## Data to use
-- START --

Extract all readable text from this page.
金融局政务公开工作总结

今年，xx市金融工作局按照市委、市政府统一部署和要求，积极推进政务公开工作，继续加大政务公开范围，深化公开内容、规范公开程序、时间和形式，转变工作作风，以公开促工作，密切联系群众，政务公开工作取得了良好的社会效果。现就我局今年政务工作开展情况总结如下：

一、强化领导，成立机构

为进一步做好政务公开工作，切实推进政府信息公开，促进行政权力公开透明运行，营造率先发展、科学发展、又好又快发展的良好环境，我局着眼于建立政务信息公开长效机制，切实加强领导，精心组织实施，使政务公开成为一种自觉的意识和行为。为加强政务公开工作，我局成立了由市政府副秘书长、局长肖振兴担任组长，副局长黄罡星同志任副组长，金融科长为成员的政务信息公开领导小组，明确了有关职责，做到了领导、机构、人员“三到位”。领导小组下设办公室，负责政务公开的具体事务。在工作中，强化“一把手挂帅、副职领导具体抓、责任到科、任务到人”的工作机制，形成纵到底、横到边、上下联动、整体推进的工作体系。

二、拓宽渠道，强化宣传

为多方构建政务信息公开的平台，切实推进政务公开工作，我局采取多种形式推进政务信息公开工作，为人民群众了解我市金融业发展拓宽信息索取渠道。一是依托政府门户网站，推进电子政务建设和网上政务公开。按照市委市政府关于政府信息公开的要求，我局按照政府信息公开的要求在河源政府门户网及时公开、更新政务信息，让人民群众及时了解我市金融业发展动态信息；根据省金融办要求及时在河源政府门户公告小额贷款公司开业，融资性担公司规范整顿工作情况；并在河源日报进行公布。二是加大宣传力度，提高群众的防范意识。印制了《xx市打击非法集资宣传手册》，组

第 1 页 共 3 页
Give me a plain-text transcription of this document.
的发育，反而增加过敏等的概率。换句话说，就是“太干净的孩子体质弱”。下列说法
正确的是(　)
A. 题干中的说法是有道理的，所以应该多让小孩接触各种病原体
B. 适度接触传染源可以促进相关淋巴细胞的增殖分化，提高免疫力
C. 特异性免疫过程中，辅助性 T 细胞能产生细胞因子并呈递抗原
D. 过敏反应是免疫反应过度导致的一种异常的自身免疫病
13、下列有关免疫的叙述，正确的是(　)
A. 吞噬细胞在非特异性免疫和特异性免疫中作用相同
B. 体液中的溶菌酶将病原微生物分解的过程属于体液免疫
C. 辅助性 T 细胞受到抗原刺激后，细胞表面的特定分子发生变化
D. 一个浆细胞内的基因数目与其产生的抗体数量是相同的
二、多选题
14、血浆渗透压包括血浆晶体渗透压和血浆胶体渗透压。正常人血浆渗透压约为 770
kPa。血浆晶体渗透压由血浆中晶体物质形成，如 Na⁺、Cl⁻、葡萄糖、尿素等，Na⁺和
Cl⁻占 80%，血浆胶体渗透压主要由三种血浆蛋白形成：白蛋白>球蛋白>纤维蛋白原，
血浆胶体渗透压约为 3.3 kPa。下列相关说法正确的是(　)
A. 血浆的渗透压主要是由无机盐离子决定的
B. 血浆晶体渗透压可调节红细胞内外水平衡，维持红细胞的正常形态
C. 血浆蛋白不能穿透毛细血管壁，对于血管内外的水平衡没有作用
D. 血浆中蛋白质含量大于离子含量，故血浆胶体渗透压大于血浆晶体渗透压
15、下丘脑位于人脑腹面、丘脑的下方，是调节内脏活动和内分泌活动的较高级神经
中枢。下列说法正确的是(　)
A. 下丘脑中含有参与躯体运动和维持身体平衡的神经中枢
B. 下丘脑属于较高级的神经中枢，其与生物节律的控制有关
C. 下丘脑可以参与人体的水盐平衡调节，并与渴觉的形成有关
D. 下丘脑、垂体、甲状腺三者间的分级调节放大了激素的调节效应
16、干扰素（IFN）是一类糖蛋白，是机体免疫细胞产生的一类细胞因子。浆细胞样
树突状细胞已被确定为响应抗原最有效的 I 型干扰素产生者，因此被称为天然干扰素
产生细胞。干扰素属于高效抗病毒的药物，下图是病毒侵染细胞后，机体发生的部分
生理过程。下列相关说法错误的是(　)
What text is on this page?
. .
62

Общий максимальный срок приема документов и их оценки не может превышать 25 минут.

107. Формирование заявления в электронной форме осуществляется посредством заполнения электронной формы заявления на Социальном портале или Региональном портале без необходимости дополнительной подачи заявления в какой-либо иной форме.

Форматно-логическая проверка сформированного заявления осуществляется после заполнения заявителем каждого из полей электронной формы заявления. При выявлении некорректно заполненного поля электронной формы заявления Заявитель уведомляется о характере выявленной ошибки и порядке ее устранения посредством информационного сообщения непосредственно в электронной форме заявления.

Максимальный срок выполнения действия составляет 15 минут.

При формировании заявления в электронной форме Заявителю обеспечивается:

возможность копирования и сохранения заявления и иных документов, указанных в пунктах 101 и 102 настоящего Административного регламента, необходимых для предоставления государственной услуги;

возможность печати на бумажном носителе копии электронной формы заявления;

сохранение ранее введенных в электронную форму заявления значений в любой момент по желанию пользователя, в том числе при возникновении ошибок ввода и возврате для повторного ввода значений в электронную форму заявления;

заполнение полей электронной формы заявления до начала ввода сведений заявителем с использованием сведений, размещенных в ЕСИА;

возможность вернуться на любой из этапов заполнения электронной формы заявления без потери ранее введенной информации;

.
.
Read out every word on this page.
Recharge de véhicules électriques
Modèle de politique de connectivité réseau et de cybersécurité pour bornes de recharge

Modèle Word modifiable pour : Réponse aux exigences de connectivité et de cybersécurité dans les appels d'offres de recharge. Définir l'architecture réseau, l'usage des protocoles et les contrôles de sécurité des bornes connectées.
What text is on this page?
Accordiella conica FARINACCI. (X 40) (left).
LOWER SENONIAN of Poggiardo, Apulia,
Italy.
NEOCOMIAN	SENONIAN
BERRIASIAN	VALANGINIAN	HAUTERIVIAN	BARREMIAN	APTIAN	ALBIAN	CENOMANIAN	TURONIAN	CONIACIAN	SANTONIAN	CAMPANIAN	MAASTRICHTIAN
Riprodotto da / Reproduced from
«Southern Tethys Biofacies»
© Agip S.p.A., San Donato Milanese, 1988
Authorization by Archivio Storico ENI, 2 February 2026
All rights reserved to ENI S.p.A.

-- END --

## Problem
Extract every entry in the listing word for word.

## Task solution
Extract all readable text from this page.
金融局政务公开工作总结

今年，xx市金融工作局按照市委、市政府统一部署和要求，积极推进政务公开工作，继续加大政务公开范围，深化公开内容、规范公开程序、时间和形式，转变工作作风，以公开促工作，密切联系群众，政务公开工作取得了良好的社会效果。现就我局今年政务工作开展情况总结如下：

一、强化领导，成立机构

为进一步做好政务公开工作，切实推进政府信息公开，促进行政权力公开透明运行，营造率先发展、科学发展、又好又快发展的良好环境，我局着眼于建立政务信息公开长效机制，切实加强领导，精心组织实施，使政务公开成为一种自觉的意识和行为。为加强政务公开工作，我局成立了由市政府副秘书长、局长肖振兴担任组长，副局长黄罡星同志任副组长，金融科长为成员的政务信息公开领导小组，明确了有关职责，做到了领导、机构、人员“三到位”。领导小组下设办公室，负责政务公开的具体事务。在工作中，强化“一把手挂帅、副职领导具体抓、责任到科、任务到人”的工作机制，形成纵到底、横到边、上下联动、整体推进的工作体系。

二、拓宽渠道，强化宣传

为多方构建政务信息公开的平台，切实推进政务公开工作，我局采取多种形式推进政务信息公开工作，为人民群众了解我市金融业发展拓宽信息索取渠道。一是依托政府门户网站，推进电子政务建设和网上政务公开。按照市委市政府关于政府信息公开的要求，我局按照政府信息公开的要求在河源政府门户网及时公开、更新政务信息，让人民群众及时了解我市金融业发展动态信息；根据省金融办要求及时在河源政府门户公告小额贷款公司开业，融资性担公司规范整顿工作情况；并在河源日报进行公布。二是加大宣传力度，提高群众的防范意识。印制了《xx市打击非法集资宣传手册》，组

第 1 页 共 3 页
Give me a plain-text transcription of this document.
的发育，反而增加过敏等的概率。换句话说，就是“太干净的孩子体质弱”。下列说法
正确的是(　)
A. 题干中的说法是有道理的，所以应该多让小孩接触各种病原体
B. 适度接触传染源可以促进相关淋巴细胞的增殖分化，提高免疫力
C. 特异性免疫过程中，辅助性 T 细胞能产生细胞因子并呈递抗原
D. 过敏反应是免疫反应过度导致的一种异常的自身免疫病
13、下列有关免疫的叙述，正确的是(　)
A. 吞噬细胞在非特异性免疫和特异性免疫中作用相同
B. 体液中的溶菌酶将病原微生物分解的过程属于体液免疫
C. 辅助性 T 细胞受到抗原刺激后，细胞表面的特定分子发生变化
D. 一个浆细胞内的基因数目与其产生的抗体数量是相同的
二、多选题
14、血浆渗透压包括血浆晶体渗透压和血浆胶体渗透压。正常人血浆渗透压约为 770
kPa。血浆晶体渗透压由血浆中晶体物质形成，如 Na⁺、Cl⁻、葡萄糖、尿素等，Na⁺和
Cl⁻占 80%，血浆胶体渗透压主要由三种血浆蛋白形成：白蛋白>球蛋白>纤维蛋白原，
血浆胶体渗透压约为 3.3 kPa。下列相关说法正确的是(　)
A. 血浆的渗透压主要是由无机盐离子决定的
B. 血浆晶体渗透压可调节红细胞内外水平衡，维持红细胞的正常形态
C. 血浆蛋白不能穿透毛细血管壁，对于血管内外的水平衡没有作用
D. 血浆中蛋白质含量大于离子含量，故血浆胶体渗透压大于血浆晶体渗透压
15、下丘脑位于人脑腹面、丘脑的下方，是调节内脏活动和内分泌活动的较高级神经
中枢。下列说法正确的是(　)
A. 下丘脑中含有参与躯体运动和维持身体平衡的神经中枢
B. 下丘脑属于较高级的神经中枢，其与生物节律的控制有关
C. 下丘脑可以参与人体的水盐平衡调节，并与渴觉的形成有关
D. 下丘脑、垂体、甲状腺三者间的分级调节放大了激素的调节效应
16、干扰素（IFN）是一类糖蛋白，是机体免疫细胞产生的一类细胞因子。浆细胞样
树突状细胞已被确定为响应抗原最有效的 I 型干扰素产生者，因此被称为天然干扰素
产生细胞。干扰素属于高效抗病毒的药物，下图是病毒侵染细胞后，机体发生的部分
生理过程。下列相关说法错误的是(　)
What text is on this page?
. .
62

Общий максимальный срок приема документов и их оценки не может превышать 25 минут.

107. Формирование заявления в электронной форме осуществляется посредством заполнения электронной формы заявления на Социальном портале или Региональном портале без необходимости дополнительной подачи заявления в какой-либо иной форме.

Форматно-логическая проверка сформированного заявления осуществляется после заполнения заявителем каждого из полей электронной формы заявления. При выявлении некорректно заполненного поля электронной формы заявления Заявитель уведомляется о характере выявленной ошибки и порядке ее устранения посредством информационного сообщения непосредственно в электронной форме заявления.

Максимальный срок выполнения действия составляет 15 минут.

При формировании заявления в электронной форме Заявителю обеспечивается:

возможность копирования и сохранения заявления и иных документов, указанных в пунктах 101 и 102 настоящего Административного регламента, необходимых для предоставления государственной услуги;

возможность печати на бумажном носителе копии электронной формы заявления;

сохранение ранее введенных в электронную форму заявления значений в любой момент по желанию пользователя, в том числе при возникновении ошибок ввода и возврате для повторного ввода значений в электронную форму заявления;

заполнение полей электронной формы заявления до начала ввода сведений заявителем с использованием сведений, размещенных в ЕСИА;

возможность вернуться на любой из этапов заполнения электронной формы заявления без потери ранее введенной информации;

.
.
Read out every word on this page.
Recharge de véhicules électriques
Modèle de politique de connectivité réseau et de cybersécurité pour bornes de recharge

Modèle Word modifiable pour : Réponse aux exigences de connectivité et de cybersécurité dans les appels d'offres de recharge. Définir l'architecture réseau, l'usage des protocoles et les contrôles de sécurité des bornes connectées.
What text is on this page?
Accordiella conica FARINACCI. (X 40) (left).
LOWER SENONIAN of Poggiardo, Apulia,
Italy.
NEOCOMIAN	SENONIAN
BERRIASIAN	VALANGINIAN	HAUTERIVIAN	BARREMIAN	APTIAN	ALBIAN	CENOMANIAN	TURONIAN	CONIACIAN	SANTONIAN	CAMPANIAN	MAASTRICHTIAN
Riprodotto da / Reproduced from
«Southern Tethys Biofacies»
© Agip S.p.A., San Donato Milanese, 1988
Authorization by Archivio Storico ENI, 2 February 2026
All rights reserved to ENI S.p.A.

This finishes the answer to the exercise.